Copy the records below exactly as they are written.

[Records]
begin

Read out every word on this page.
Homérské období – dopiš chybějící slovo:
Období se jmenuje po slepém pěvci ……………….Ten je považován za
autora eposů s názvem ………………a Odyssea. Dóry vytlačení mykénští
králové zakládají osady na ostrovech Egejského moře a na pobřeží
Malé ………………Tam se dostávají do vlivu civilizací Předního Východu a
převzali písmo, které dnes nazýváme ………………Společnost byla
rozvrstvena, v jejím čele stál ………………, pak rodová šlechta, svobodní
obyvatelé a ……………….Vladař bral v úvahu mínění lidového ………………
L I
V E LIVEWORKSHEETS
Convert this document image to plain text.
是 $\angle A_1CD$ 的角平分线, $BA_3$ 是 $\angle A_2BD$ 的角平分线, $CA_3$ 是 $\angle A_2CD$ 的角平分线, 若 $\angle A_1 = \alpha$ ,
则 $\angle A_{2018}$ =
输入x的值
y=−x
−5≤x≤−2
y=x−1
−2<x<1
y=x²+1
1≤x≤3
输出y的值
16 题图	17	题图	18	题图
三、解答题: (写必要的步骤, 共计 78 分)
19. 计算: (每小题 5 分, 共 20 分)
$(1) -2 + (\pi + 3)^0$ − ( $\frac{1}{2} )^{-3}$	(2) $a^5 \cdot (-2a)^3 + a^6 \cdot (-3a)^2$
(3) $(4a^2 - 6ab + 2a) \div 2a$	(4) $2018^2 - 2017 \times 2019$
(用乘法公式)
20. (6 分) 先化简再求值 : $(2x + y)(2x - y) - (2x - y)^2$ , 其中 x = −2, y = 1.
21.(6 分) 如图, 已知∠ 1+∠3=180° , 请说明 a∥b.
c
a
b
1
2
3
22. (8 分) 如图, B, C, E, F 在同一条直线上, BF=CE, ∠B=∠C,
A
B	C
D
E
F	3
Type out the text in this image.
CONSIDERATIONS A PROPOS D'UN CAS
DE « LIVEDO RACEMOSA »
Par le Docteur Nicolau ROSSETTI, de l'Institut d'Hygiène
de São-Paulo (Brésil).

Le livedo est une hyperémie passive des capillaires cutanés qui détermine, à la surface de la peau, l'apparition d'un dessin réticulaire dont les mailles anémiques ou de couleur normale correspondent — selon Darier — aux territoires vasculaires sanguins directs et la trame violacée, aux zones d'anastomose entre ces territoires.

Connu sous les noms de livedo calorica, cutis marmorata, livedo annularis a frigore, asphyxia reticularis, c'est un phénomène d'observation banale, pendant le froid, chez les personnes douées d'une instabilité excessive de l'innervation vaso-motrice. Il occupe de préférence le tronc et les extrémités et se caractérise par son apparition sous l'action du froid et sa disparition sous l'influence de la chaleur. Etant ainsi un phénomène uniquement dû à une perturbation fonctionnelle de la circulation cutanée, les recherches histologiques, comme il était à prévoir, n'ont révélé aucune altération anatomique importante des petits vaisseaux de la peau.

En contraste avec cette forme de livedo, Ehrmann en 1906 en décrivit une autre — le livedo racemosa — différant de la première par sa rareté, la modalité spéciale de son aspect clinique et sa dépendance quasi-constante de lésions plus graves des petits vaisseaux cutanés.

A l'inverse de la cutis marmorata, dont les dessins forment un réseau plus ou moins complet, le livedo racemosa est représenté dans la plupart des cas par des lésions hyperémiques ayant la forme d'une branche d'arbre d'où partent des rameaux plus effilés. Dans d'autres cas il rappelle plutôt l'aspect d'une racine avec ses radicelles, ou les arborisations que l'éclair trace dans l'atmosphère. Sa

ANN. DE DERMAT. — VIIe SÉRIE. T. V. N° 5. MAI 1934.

end

_Solution_
Read out every word on this page.
Homérské období – dopiš chybějící slovo:
Období se jmenuje po slepém pěvci ……………….Ten je považován za
autora eposů s názvem ………………a Odyssea. Dóry vytlačení mykénští
králové zakládají osady na ostrovech Egejského moře a na pobřeží
Malé ………………Tam se dostávají do vlivu civilizací Předního Východu a
převzali písmo, které dnes nazýváme ………………Společnost byla
rozvrstvena, v jejím čele stál ………………, pak rodová šlechta, svobodní
obyvatelé a ……………….Vladař bral v úvahu mínění lidového ………………
L I
V E LIVEWORKSHEETS
Convert this document image to plain text.
是 $\angle A_1CD$ 的角平分线, $BA_3$ 是 $\angle A_2BD$ 的角平分线, $CA_3$ 是 $\angle A_2CD$ 的角平分线, 若 $\angle A_1 = \alpha$ ,
则 $\angle A_{2018}$ =
输入x的值
y=−x
−5≤x≤−2
y=x−1
−2<x<1
y=x²+1
1≤x≤3
输出y的值
16 题图	17	题图	18	题图
三、解答题: (写必要的步骤, 共计 78 分)
19. 计算: (每小题 5 分, 共 20 分)
$(1) -2 + (\pi + 3)^0$ − ( $\frac{1}{2} )^{-3}$	(2) $a^5 \cdot (-2a)^3 + a^6 \cdot (-3a)^2$
(3) $(4a^2 - 6ab + 2a) \div 2a$	(4) $2018^2 - 2017 \times 2019$
(用乘法公式)
20. (6 分) 先化简再求值 : $(2x + y)(2x - y) - (2x - y)^2$ , 其中 x = −2, y = 1.
21.(6 分) 如图, 已知∠ 1+∠3=180° , 请说明 a∥b.
c
a
b
1
2
3
22. (8 分) 如图, B, C, E, F 在同一条直线上, BF=CE, ∠B=∠C,
A
B	C
D
E
F	3
Type out the text in this image.
CONSIDERATIONS A PROPOS D'UN CAS
DE « LIVEDO RACEMOSA »
Par le Docteur Nicolau ROSSETTI, de l'Institut d'Hygiène
de São-Paulo (Brésil).

Le livedo est une hyperémie passive des capillaires cutanés qui détermine, à la surface de la peau, l'apparition d'un dessin réticulaire dont les mailles anémiques ou de couleur normale correspondent — selon Darier — aux territoires vasculaires sanguins directs et la trame violacée, aux zones d'anastomose entre ces territoires.

Connu sous les noms de livedo calorica, cutis marmorata, livedo annularis a frigore, asphyxia reticularis, c'est un phénomène d'observation banale, pendant le froid, chez les personnes douées d'une instabilité excessive de l'innervation vaso-motrice. Il occupe de préférence le tronc et les extrémités et se caractérise par son apparition sous l'action du froid et sa disparition sous l'influence de la chaleur. Etant ainsi un phénomène uniquement dû à une perturbation fonctionnelle de la circulation cutanée, les recherches histologiques, comme il était à prévoir, n'ont révélé aucune altération anatomique importante des petits vaisseaux de la peau.

En contraste avec cette forme de livedo, Ehrmann en 1906 en décrivit une autre — le livedo racemosa — différant de la première par sa rareté, la modalité spéciale de son aspect clinique et sa dépendance quasi-constante de lésions plus graves des petits vaisseaux cutanés.

A l'inverse de la cutis marmorata, dont les dessins forment un réseau plus ou moins complet, le livedo racemosa est représenté dans la plupart des cas par des lésions hyperémiques ayant la forme d'une branche d'arbre d'où partent des rameaux plus effilés. Dans d'autres cas il rappelle plutôt l'aspect d'une racine avec ses radicelles, ou les arborisations que l'éclair trace dans l'atmosphère. Sa

ANN. DE DERMAT. — VIIe SÉRIE. T. V. N° 5. MAI 1934.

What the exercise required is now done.